Items from a figure collection:
------------
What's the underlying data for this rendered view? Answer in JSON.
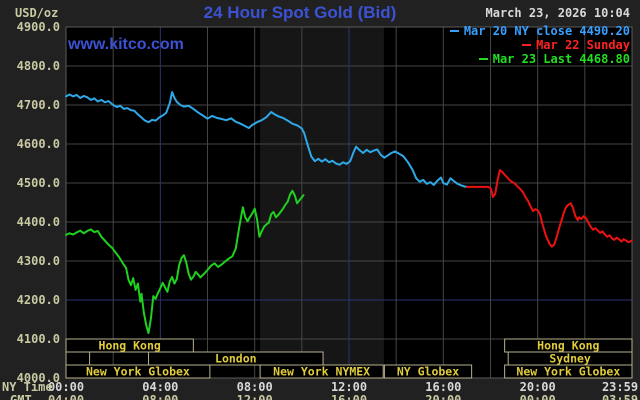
{
  "header": {
    "title": "24 Hour Spot Gold (Bid)",
    "date": "March 23, 2026 10:04",
    "unit": "USD/oz",
    "watermark": "www.kitco.com"
  },
  "legend": [
    {
      "label": "Mar 20 NY close 4490.20",
      "color": "#38a0ff"
    },
    {
      "label": "Mar 22 Sunday",
      "color": "#ff2222"
    },
    {
      "label": "Mar 23 Last 4468.80",
      "color": "#22dd22"
    }
  ],
  "axis": {
    "ny_label": "NY Time",
    "gmt_label": "GMT",
    "tick_hours": [
      0,
      4,
      8,
      12,
      16,
      20,
      23.983
    ],
    "ny_ticks": [
      "00:00",
      "04:00",
      "08:00",
      "12:00",
      "16:00",
      "20:00",
      "23:59"
    ],
    "gmt_ticks": [
      "04:00",
      "08:00",
      "12:00",
      "16:00",
      "20:00",
      "00:00",
      "03:59"
    ]
  },
  "sessions": {
    "rows": [
      [
        {
          "label": "Hong Kong",
          "start": 0,
          "end": 5.4
        },
        {
          "label": "Hong Kong",
          "start": 18.6,
          "end": 24
        }
      ],
      [
        {
          "label": "",
          "start": 0,
          "end": 1.0
        },
        {
          "label": "London",
          "start": 3.5,
          "end": 10.9
        },
        {
          "label": "Sydney",
          "start": 18.75,
          "end": 24
        }
      ],
      [
        {
          "label": "New York Globex",
          "start": 0,
          "end": 6.1
        },
        {
          "label": "New York NYMEX",
          "start": 8.23,
          "end": 13.45
        },
        {
          "label": "NY Globex",
          "start": 13.5,
          "end": 17.2
        },
        {
          "label": "New York Globex",
          "start": 18.6,
          "end": 24
        }
      ]
    ]
  },
  "chart_data": {
    "type": "line",
    "title": "24 Hour Spot Gold (Bid)",
    "ylabel": "USD/oz",
    "ylim": [
      4000,
      4900
    ],
    "ytick_step": 100,
    "xlim_hours": [
      0,
      24
    ],
    "grid": true,
    "accent_hlines": [
      4200
    ],
    "accent_vlines_hours": [
      4,
      12
    ],
    "highlight_band_hours": [
      8.23,
      13.48
    ],
    "legend_position": "top-right",
    "series": [
      {
        "name": "Mar 20 NY close",
        "close": 4490.2,
        "color": "#2fa8e8",
        "points": [
          [
            0.0,
            4722
          ],
          [
            0.15,
            4727
          ],
          [
            0.3,
            4722
          ],
          [
            0.45,
            4726
          ],
          [
            0.6,
            4718
          ],
          [
            0.75,
            4723
          ],
          [
            0.9,
            4720
          ],
          [
            1.05,
            4713
          ],
          [
            1.2,
            4717
          ],
          [
            1.35,
            4709
          ],
          [
            1.5,
            4713
          ],
          [
            1.65,
            4707
          ],
          [
            1.8,
            4710
          ],
          [
            2.0,
            4700
          ],
          [
            2.15,
            4695
          ],
          [
            2.3,
            4698
          ],
          [
            2.45,
            4690
          ],
          [
            2.6,
            4692
          ],
          [
            2.75,
            4687
          ],
          [
            2.9,
            4685
          ],
          [
            3.05,
            4676
          ],
          [
            3.2,
            4668
          ],
          [
            3.35,
            4660
          ],
          [
            3.5,
            4656
          ],
          [
            3.65,
            4662
          ],
          [
            3.8,
            4660
          ],
          [
            3.95,
            4668
          ],
          [
            4.1,
            4673
          ],
          [
            4.25,
            4680
          ],
          [
            4.4,
            4705
          ],
          [
            4.5,
            4733
          ],
          [
            4.6,
            4718
          ],
          [
            4.7,
            4708
          ],
          [
            4.85,
            4700
          ],
          [
            5.0,
            4696
          ],
          [
            5.2,
            4698
          ],
          [
            5.4,
            4690
          ],
          [
            5.6,
            4681
          ],
          [
            5.8,
            4673
          ],
          [
            6.0,
            4665
          ],
          [
            6.2,
            4672
          ],
          [
            6.4,
            4667
          ],
          [
            6.6,
            4664
          ],
          [
            6.8,
            4661
          ],
          [
            7.0,
            4666
          ],
          [
            7.2,
            4657
          ],
          [
            7.4,
            4652
          ],
          [
            7.6,
            4646
          ],
          [
            7.75,
            4641
          ],
          [
            7.9,
            4649
          ],
          [
            8.1,
            4656
          ],
          [
            8.3,
            4661
          ],
          [
            8.5,
            4669
          ],
          [
            8.7,
            4682
          ],
          [
            8.85,
            4676
          ],
          [
            9.0,
            4671
          ],
          [
            9.2,
            4667
          ],
          [
            9.4,
            4660
          ],
          [
            9.6,
            4652
          ],
          [
            9.8,
            4648
          ],
          [
            10.0,
            4640
          ],
          [
            10.1,
            4628
          ],
          [
            10.25,
            4597
          ],
          [
            10.4,
            4568
          ],
          [
            10.55,
            4556
          ],
          [
            10.7,
            4562
          ],
          [
            10.85,
            4555
          ],
          [
            11.0,
            4561
          ],
          [
            11.15,
            4553
          ],
          [
            11.3,
            4557
          ],
          [
            11.45,
            4550
          ],
          [
            11.6,
            4547
          ],
          [
            11.75,
            4553
          ],
          [
            11.9,
            4549
          ],
          [
            12.05,
            4556
          ],
          [
            12.2,
            4580
          ],
          [
            12.3,
            4593
          ],
          [
            12.45,
            4584
          ],
          [
            12.6,
            4577
          ],
          [
            12.75,
            4585
          ],
          [
            12.9,
            4579
          ],
          [
            13.05,
            4583
          ],
          [
            13.2,
            4586
          ],
          [
            13.35,
            4572
          ],
          [
            13.5,
            4565
          ],
          [
            13.65,
            4571
          ],
          [
            13.8,
            4577
          ],
          [
            13.95,
            4581
          ],
          [
            14.1,
            4576
          ],
          [
            14.3,
            4569
          ],
          [
            14.5,
            4553
          ],
          [
            14.7,
            4533
          ],
          [
            14.85,
            4512
          ],
          [
            15.0,
            4503
          ],
          [
            15.15,
            4508
          ],
          [
            15.3,
            4498
          ],
          [
            15.45,
            4502
          ],
          [
            15.6,
            4495
          ],
          [
            15.75,
            4506
          ],
          [
            15.9,
            4514
          ],
          [
            16.0,
            4500
          ],
          [
            16.15,
            4496
          ],
          [
            16.3,
            4512
          ],
          [
            16.45,
            4505
          ],
          [
            16.6,
            4498
          ],
          [
            16.75,
            4494
          ],
          [
            16.9,
            4491
          ],
          [
            17.0,
            4490.2
          ]
        ]
      },
      {
        "name": "Mar 22 Sunday",
        "color": "#ee1111",
        "points": [
          [
            17.0,
            4490
          ],
          [
            17.3,
            4490
          ],
          [
            17.6,
            4490
          ],
          [
            17.9,
            4490
          ],
          [
            18.0,
            4487
          ],
          [
            18.05,
            4478
          ],
          [
            18.1,
            4464
          ],
          [
            18.2,
            4472
          ],
          [
            18.3,
            4508
          ],
          [
            18.4,
            4533
          ],
          [
            18.5,
            4528
          ],
          [
            18.6,
            4521
          ],
          [
            18.7,
            4515
          ],
          [
            18.8,
            4508
          ],
          [
            18.9,
            4503
          ],
          [
            19.0,
            4500
          ],
          [
            19.1,
            4494
          ],
          [
            19.2,
            4488
          ],
          [
            19.3,
            4482
          ],
          [
            19.4,
            4474
          ],
          [
            19.5,
            4462
          ],
          [
            19.6,
            4453
          ],
          [
            19.7,
            4440
          ],
          [
            19.8,
            4428
          ],
          [
            19.9,
            4433
          ],
          [
            20.0,
            4430
          ],
          [
            20.1,
            4420
          ],
          [
            20.2,
            4395
          ],
          [
            20.35,
            4365
          ],
          [
            20.5,
            4344
          ],
          [
            20.6,
            4337
          ],
          [
            20.7,
            4342
          ],
          [
            20.8,
            4360
          ],
          [
            20.9,
            4382
          ],
          [
            21.0,
            4402
          ],
          [
            21.1,
            4422
          ],
          [
            21.2,
            4438
          ],
          [
            21.3,
            4444
          ],
          [
            21.4,
            4448
          ],
          [
            21.5,
            4436
          ],
          [
            21.6,
            4415
          ],
          [
            21.7,
            4405
          ],
          [
            21.75,
            4412
          ],
          [
            21.85,
            4408
          ],
          [
            21.95,
            4415
          ],
          [
            22.05,
            4410
          ],
          [
            22.15,
            4398
          ],
          [
            22.25,
            4388
          ],
          [
            22.35,
            4380
          ],
          [
            22.45,
            4384
          ],
          [
            22.55,
            4378
          ],
          [
            22.65,
            4372
          ],
          [
            22.75,
            4376
          ],
          [
            22.85,
            4368
          ],
          [
            22.95,
            4362
          ],
          [
            23.05,
            4366
          ],
          [
            23.15,
            4358
          ],
          [
            23.25,
            4354
          ],
          [
            23.35,
            4360
          ],
          [
            23.45,
            4356
          ],
          [
            23.55,
            4350
          ],
          [
            23.65,
            4356
          ],
          [
            23.75,
            4352
          ],
          [
            23.85,
            4348
          ],
          [
            23.98,
            4352
          ]
        ]
      },
      {
        "name": "Mar 23 Last",
        "last": 4468.8,
        "color": "#1fd11f",
        "points": [
          [
            0.0,
            4367
          ],
          [
            0.15,
            4371
          ],
          [
            0.3,
            4368
          ],
          [
            0.45,
            4373
          ],
          [
            0.6,
            4378
          ],
          [
            0.75,
            4371
          ],
          [
            0.9,
            4377
          ],
          [
            1.05,
            4381
          ],
          [
            1.2,
            4374
          ],
          [
            1.35,
            4377
          ],
          [
            1.5,
            4362
          ],
          [
            1.65,
            4352
          ],
          [
            1.8,
            4342
          ],
          [
            1.95,
            4334
          ],
          [
            2.1,
            4322
          ],
          [
            2.25,
            4310
          ],
          [
            2.4,
            4295
          ],
          [
            2.55,
            4282
          ],
          [
            2.65,
            4252
          ],
          [
            2.75,
            4238
          ],
          [
            2.85,
            4256
          ],
          [
            2.95,
            4226
          ],
          [
            3.05,
            4242
          ],
          [
            3.15,
            4196
          ],
          [
            3.2,
            4216
          ],
          [
            3.3,
            4168
          ],
          [
            3.4,
            4136
          ],
          [
            3.5,
            4115
          ],
          [
            3.6,
            4152
          ],
          [
            3.7,
            4210
          ],
          [
            3.8,
            4203
          ],
          [
            3.9,
            4218
          ],
          [
            4.0,
            4230
          ],
          [
            4.1,
            4244
          ],
          [
            4.2,
            4232
          ],
          [
            4.3,
            4221
          ],
          [
            4.4,
            4248
          ],
          [
            4.5,
            4259
          ],
          [
            4.6,
            4242
          ],
          [
            4.7,
            4254
          ],
          [
            4.8,
            4290
          ],
          [
            4.9,
            4308
          ],
          [
            5.0,
            4315
          ],
          [
            5.1,
            4296
          ],
          [
            5.2,
            4268
          ],
          [
            5.3,
            4252
          ],
          [
            5.4,
            4260
          ],
          [
            5.5,
            4272
          ],
          [
            5.6,
            4266
          ],
          [
            5.7,
            4258
          ],
          [
            5.8,
            4264
          ],
          [
            5.9,
            4270
          ],
          [
            6.0,
            4277
          ],
          [
            6.15,
            4288
          ],
          [
            6.3,
            4294
          ],
          [
            6.45,
            4285
          ],
          [
            6.6,
            4291
          ],
          [
            6.75,
            4299
          ],
          [
            6.9,
            4306
          ],
          [
            7.05,
            4312
          ],
          [
            7.2,
            4332
          ],
          [
            7.35,
            4388
          ],
          [
            7.5,
            4438
          ],
          [
            7.6,
            4412
          ],
          [
            7.7,
            4402
          ],
          [
            7.8,
            4413
          ],
          [
            7.9,
            4422
          ],
          [
            8.0,
            4434
          ],
          [
            8.1,
            4408
          ],
          [
            8.2,
            4362
          ],
          [
            8.3,
            4376
          ],
          [
            8.4,
            4388
          ],
          [
            8.5,
            4394
          ],
          [
            8.6,
            4398
          ],
          [
            8.7,
            4420
          ],
          [
            8.8,
            4426
          ],
          [
            8.9,
            4412
          ],
          [
            9.0,
            4418
          ],
          [
            9.1,
            4426
          ],
          [
            9.2,
            4434
          ],
          [
            9.3,
            4444
          ],
          [
            9.4,
            4452
          ],
          [
            9.5,
            4470
          ],
          [
            9.6,
            4480
          ],
          [
            9.7,
            4468
          ],
          [
            9.8,
            4448
          ],
          [
            9.9,
            4456
          ],
          [
            10.0,
            4463
          ],
          [
            10.07,
            4468.8
          ]
        ]
      }
    ]
  },
  "colors": {
    "background": "#212121",
    "plot_background": "#000000",
    "band": "#161616",
    "grid": "#454545",
    "grid_accent": "#2b3470",
    "plot_border": "#5a5a5a",
    "axis_value_text": "#c9c9a3",
    "time_text": "#d9d9d9",
    "session_text": "#e0cc3c",
    "session_border": "#b9b18c",
    "title_blue": "#3c52d4",
    "date_text": "#d9d9d9"
  }
}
------------
Task instructions = Read the data above. Pull out each line in which the string "Sunday" appears.

Answer to this problem =
      "label": "Mar 22 Sunday",
        "name": "Mar 22 Sunday",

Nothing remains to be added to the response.